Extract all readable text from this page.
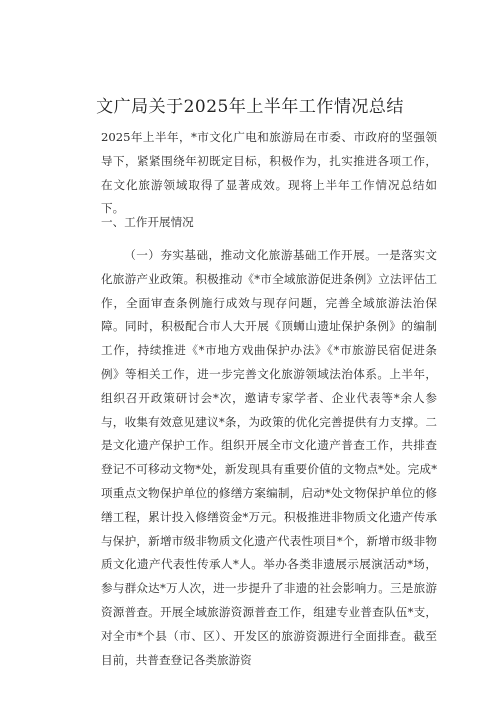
文广局关于2025年上半年工作情况总结
2025年上半年，*市文化广电和旅游局在市委、市政府的坚强领导下，紧紧围绕年初既定目标，积极作为，扎实推进各项工作，在文化旅游领域取得了显著成效。现将上半年工作情况总结如下。
一、工作开展情况
（一）夯实基础，推动文化旅游基础工作开展。一是落实文化旅游产业政策。积极推动《*市全域旅游促进条例》立法评估工作，全面审查条例施行成效与现存问题，完善全域旅游法治保障。同时，积极配合市人大开展《顶蛳山遗址保护条例》的编制工作，持续推进《*市地方戏曲保护办法》《*市旅游民宿促进条例》等相关工作，进一步完善文化旅游领域法治体系。上半年，组织召开政策研讨会*次，邀请专家学者、企业代表等*余人参与，收集有效意见建议*条，为政策的优化完善提供有力支撑。二是文化遗产保护工作。组织开展全市文化遗产普查工作，共排查登记不可移动文物*处，新发现具有重要价值的文物点*处。完成*项重点文物保护单位的修缮方案编制，启动*处文物保护单位的修缮工程，累计投入修缮资金*万元。积极推进非物质文化遗产传承与保护，新增市级非物质文化遗产代表性项目*个，新增市级非物质文化遗产代表性传承人*人。举办各类非遗展示展演活动*场，参与群众达*万人次，进一步提升了非遗的社会影响力。三是旅游资源普查。开展全域旅游资源普查工作，组建专业普查队伍*支，对全市*个县（市、区）、开发区的旅游资源进行全面排查。截至目前，共普查登记各类旅游资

********

Given instruction: Reproduce the full material exactly, excluding the pictures.

Task output:
Extract all readable text from this page.
文广局关于2025年上半年工作情况总结
2025年上半年，*市文化广电和旅游局在市委、市政府的坚强领导下，紧紧围绕年初既定目标，积极作为，扎实推进各项工作，在文化旅游领域取得了显著成效。现将上半年工作情况总结如下。
一、工作开展情况
（一）夯实基础，推动文化旅游基础工作开展。一是落实文化旅游产业政策。积极推动《*市全域旅游促进条例》立法评估工作，全面审查条例施行成效与现存问题，完善全域旅游法治保障。同时，积极配合市人大开展《顶蛳山遗址保护条例》的编制工作，持续推进《*市地方戏曲保护办法》《*市旅游民宿促进条例》等相关工作，进一步完善文化旅游领域法治体系。上半年，组织召开政策研讨会*次，邀请专家学者、企业代表等*余人参与，收集有效意见建议*条，为政策的优化完善提供有力支撑。二是文化遗产保护工作。组织开展全市文化遗产普查工作，共排查登记不可移动文物*处，新发现具有重要价值的文物点*处。完成*项重点文物保护单位的修缮方案编制，启动*处文物保护单位的修缮工程，累计投入修缮资金*万元。积极推进非物质文化遗产传承与保护，新增市级非物质文化遗产代表性项目*个，新增市级非物质文化遗产代表性传承人*人。举办各类非遗展示展演活动*场，参与群众达*万人次，进一步提升了非遗的社会影响力。三是旅游资源普查。开展全域旅游资源普查工作，组建专业普查队伍*支，对全市*个县（市、区）、开发区的旅游资源进行全面排查。截至目前，共普查登记各类旅游资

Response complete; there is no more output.